[START OF Extracted material]

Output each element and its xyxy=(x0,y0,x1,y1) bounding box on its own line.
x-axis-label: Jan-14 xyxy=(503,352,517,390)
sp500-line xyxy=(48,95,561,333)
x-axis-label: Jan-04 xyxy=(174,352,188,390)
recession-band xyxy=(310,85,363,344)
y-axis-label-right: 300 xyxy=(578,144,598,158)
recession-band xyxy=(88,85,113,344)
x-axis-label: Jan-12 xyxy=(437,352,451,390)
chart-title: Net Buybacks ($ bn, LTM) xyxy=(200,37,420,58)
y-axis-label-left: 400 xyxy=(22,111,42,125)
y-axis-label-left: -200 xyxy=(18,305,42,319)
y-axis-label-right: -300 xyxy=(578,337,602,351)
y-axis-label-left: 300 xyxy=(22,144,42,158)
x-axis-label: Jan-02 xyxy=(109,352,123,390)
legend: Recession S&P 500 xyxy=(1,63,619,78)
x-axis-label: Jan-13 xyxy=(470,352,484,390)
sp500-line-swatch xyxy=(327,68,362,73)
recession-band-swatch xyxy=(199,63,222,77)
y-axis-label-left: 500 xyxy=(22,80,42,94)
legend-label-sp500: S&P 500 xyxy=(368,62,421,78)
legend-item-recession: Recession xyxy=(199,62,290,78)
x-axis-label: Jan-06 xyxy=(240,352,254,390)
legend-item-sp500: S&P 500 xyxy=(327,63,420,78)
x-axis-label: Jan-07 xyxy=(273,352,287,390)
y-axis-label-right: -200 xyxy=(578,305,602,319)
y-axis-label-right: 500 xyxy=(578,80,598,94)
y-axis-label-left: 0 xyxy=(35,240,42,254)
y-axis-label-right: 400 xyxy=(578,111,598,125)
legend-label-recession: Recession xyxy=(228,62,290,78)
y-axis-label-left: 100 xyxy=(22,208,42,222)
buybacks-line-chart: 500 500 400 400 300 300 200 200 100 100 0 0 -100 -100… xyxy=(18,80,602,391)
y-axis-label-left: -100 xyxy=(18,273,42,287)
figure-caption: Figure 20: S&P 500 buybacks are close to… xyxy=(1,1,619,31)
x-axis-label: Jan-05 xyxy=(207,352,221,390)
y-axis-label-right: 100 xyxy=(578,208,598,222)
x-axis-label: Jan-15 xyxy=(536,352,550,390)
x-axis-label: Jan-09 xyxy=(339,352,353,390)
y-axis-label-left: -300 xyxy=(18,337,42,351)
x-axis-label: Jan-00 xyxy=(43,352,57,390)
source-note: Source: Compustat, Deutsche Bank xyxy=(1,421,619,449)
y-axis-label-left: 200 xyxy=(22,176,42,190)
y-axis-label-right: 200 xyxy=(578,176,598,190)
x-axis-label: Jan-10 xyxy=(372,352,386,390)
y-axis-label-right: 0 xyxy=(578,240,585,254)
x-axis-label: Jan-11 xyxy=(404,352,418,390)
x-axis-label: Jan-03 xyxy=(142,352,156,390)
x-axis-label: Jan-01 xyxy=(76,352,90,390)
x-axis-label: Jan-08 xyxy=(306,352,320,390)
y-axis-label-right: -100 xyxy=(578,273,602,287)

[END OF Extracted material]

### Job
Reproduce the rows above word for word, from the first row through the line containing "chart-title: Net Buybacks", both included.

### In response
Output each element and its xyxy=(x0,y0,x1,y1) bounding box on its own line.
x-axis-label: Jan-14 xyxy=(503,352,517,390)
sp500-line xyxy=(48,95,561,333)
x-axis-label: Jan-04 xyxy=(174,352,188,390)
recession-band xyxy=(310,85,363,344)
y-axis-label-right: 300 xyxy=(578,144,598,158)
recession-band xyxy=(88,85,113,344)
x-axis-label: Jan-12 xyxy=(437,352,451,390)
chart-title: Net Buybacks ($ bn, LTM) xyxy=(200,37,420,58)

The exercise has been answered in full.